- **WORK REQUIRED**
Collect all lines containing the word "Risicoanalyse" from the data.

═══ MATERIAL PROVIDED

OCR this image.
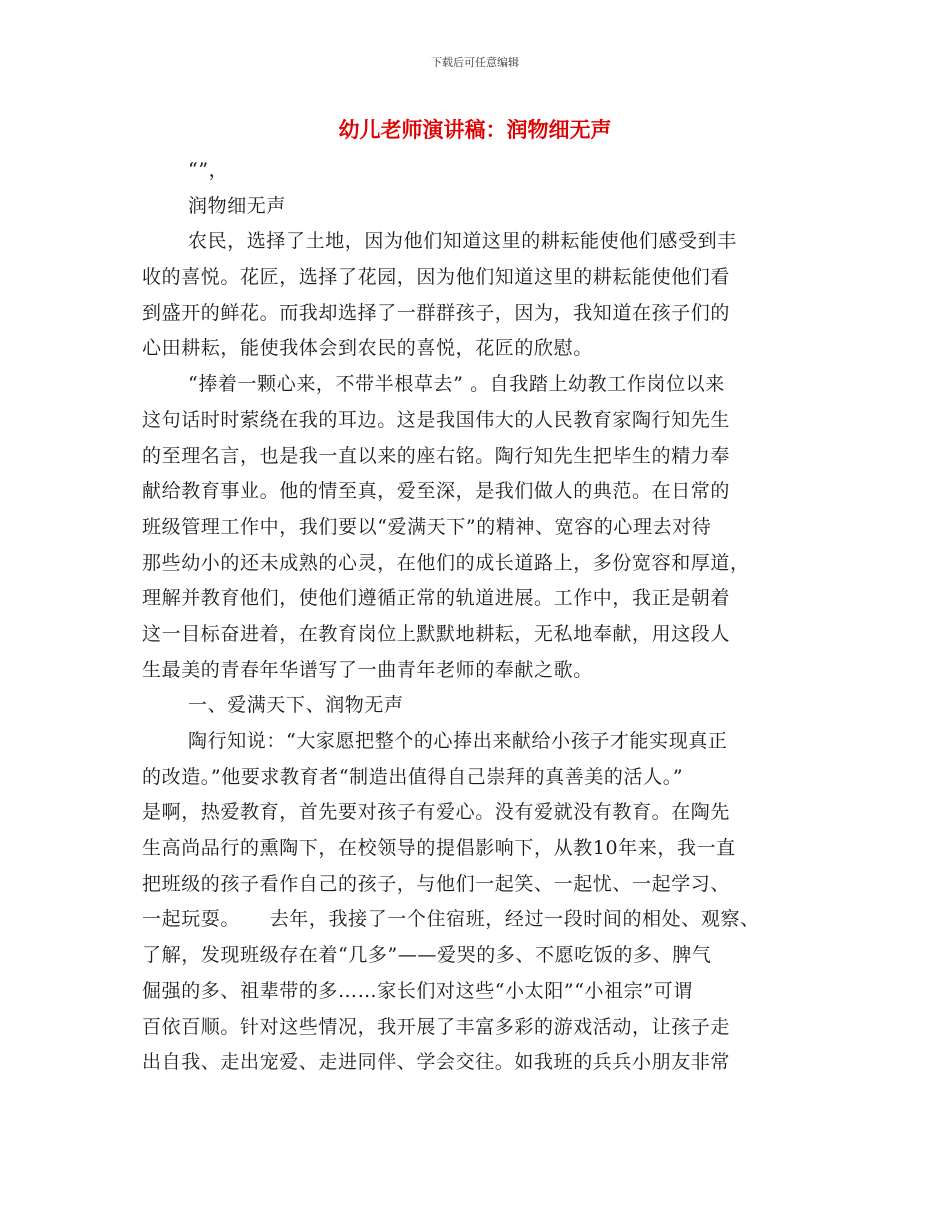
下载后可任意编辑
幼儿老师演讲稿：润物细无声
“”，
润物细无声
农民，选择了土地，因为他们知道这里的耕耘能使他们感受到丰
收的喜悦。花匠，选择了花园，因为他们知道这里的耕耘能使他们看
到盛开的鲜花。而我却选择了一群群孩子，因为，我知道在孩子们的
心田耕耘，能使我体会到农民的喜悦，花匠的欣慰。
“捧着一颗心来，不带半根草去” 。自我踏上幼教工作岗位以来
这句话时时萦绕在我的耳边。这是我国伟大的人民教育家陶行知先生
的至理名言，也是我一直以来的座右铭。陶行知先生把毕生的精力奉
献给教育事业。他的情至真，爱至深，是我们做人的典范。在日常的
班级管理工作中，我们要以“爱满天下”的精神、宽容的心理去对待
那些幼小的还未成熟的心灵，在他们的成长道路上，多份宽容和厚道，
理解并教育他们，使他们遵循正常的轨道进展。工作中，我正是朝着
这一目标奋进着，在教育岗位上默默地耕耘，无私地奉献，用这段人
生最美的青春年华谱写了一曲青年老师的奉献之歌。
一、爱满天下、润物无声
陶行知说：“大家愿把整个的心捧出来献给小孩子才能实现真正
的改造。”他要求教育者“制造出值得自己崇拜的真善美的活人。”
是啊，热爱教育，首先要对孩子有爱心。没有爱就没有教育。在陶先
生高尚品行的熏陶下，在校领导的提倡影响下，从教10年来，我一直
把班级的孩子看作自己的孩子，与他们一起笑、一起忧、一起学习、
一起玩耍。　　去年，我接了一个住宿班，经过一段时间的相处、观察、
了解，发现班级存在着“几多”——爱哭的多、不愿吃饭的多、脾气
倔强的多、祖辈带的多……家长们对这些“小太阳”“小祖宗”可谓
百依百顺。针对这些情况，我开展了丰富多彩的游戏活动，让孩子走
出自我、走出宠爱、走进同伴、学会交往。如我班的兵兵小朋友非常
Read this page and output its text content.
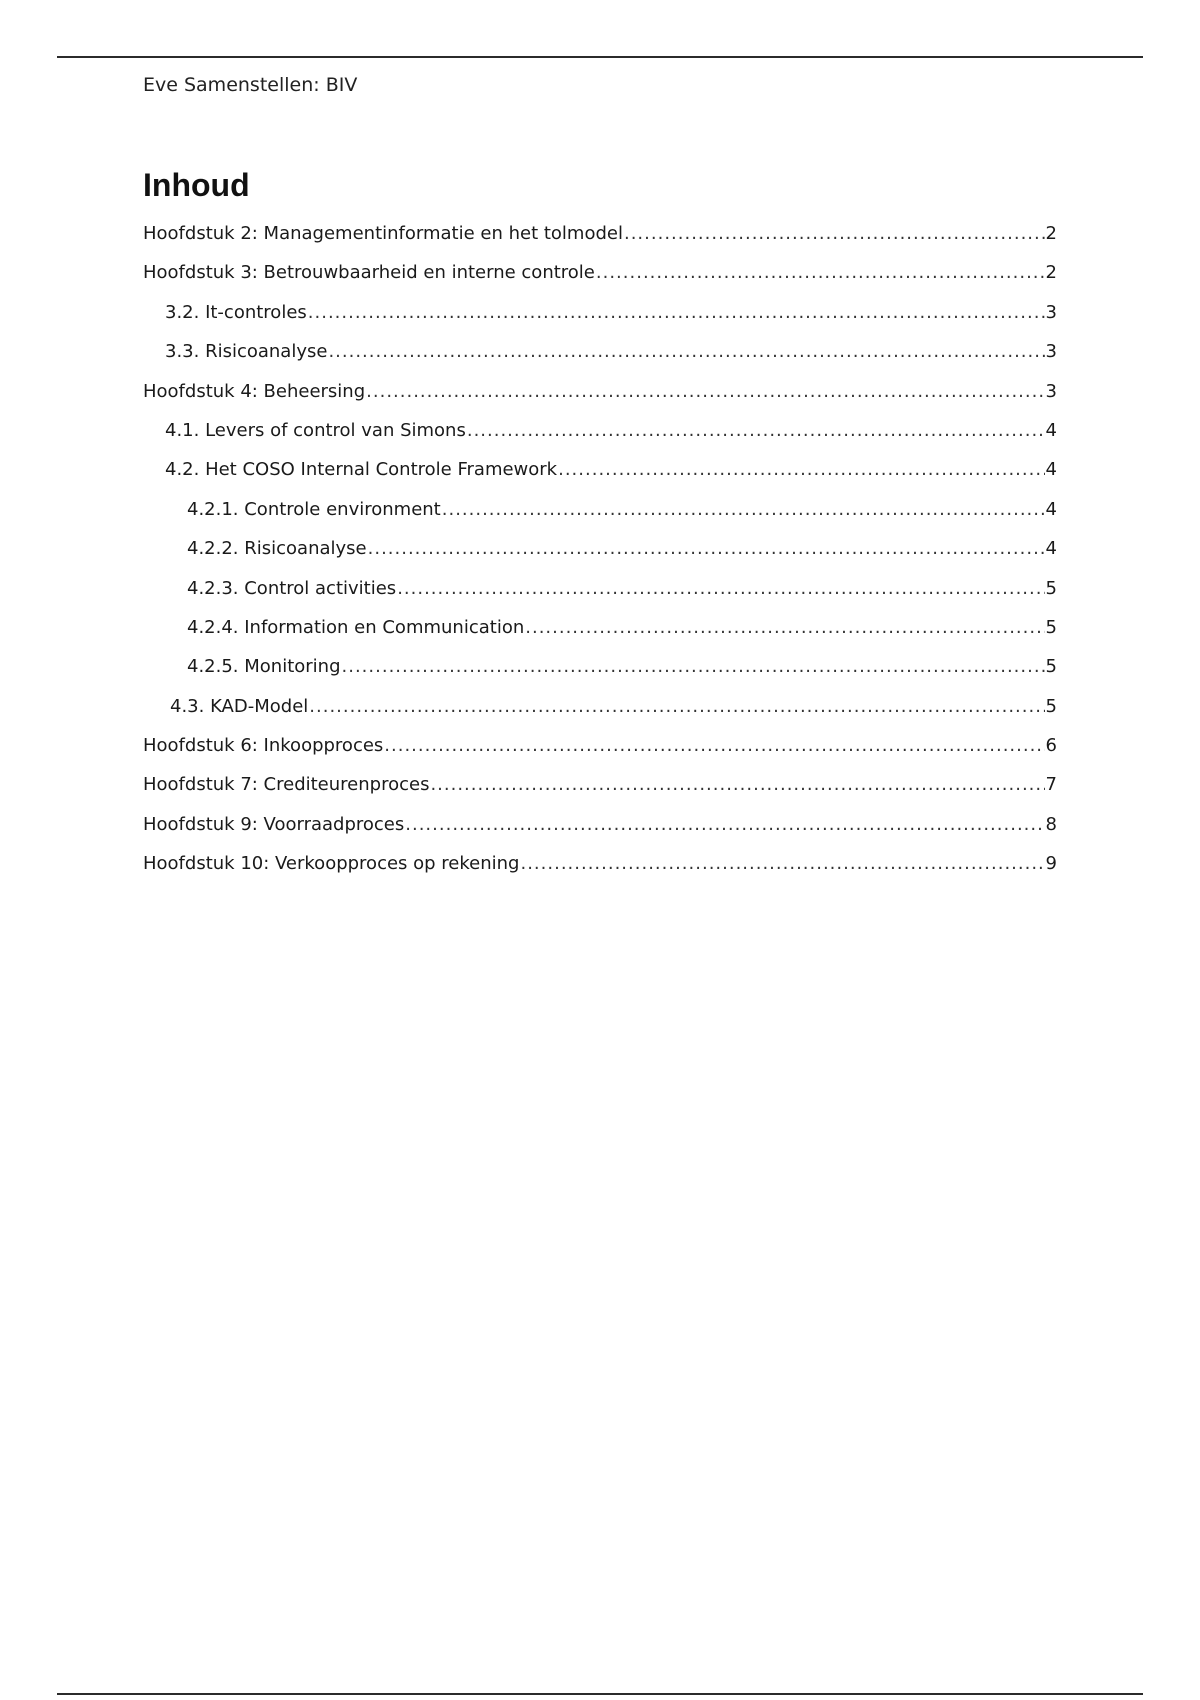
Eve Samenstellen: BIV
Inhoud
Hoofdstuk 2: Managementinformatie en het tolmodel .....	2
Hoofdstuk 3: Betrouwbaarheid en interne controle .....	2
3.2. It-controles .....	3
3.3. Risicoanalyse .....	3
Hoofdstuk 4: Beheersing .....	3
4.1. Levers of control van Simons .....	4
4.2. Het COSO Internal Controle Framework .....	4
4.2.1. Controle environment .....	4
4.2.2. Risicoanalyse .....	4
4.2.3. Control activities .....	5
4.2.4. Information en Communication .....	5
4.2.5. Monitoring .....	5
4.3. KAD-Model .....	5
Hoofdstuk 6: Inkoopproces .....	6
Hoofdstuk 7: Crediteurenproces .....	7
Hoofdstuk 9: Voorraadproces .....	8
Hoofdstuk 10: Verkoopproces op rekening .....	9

══════

- **THE OUTPUT**
3.3. Risicoanalyse .....	3
4.2.2. Risicoanalyse .....	4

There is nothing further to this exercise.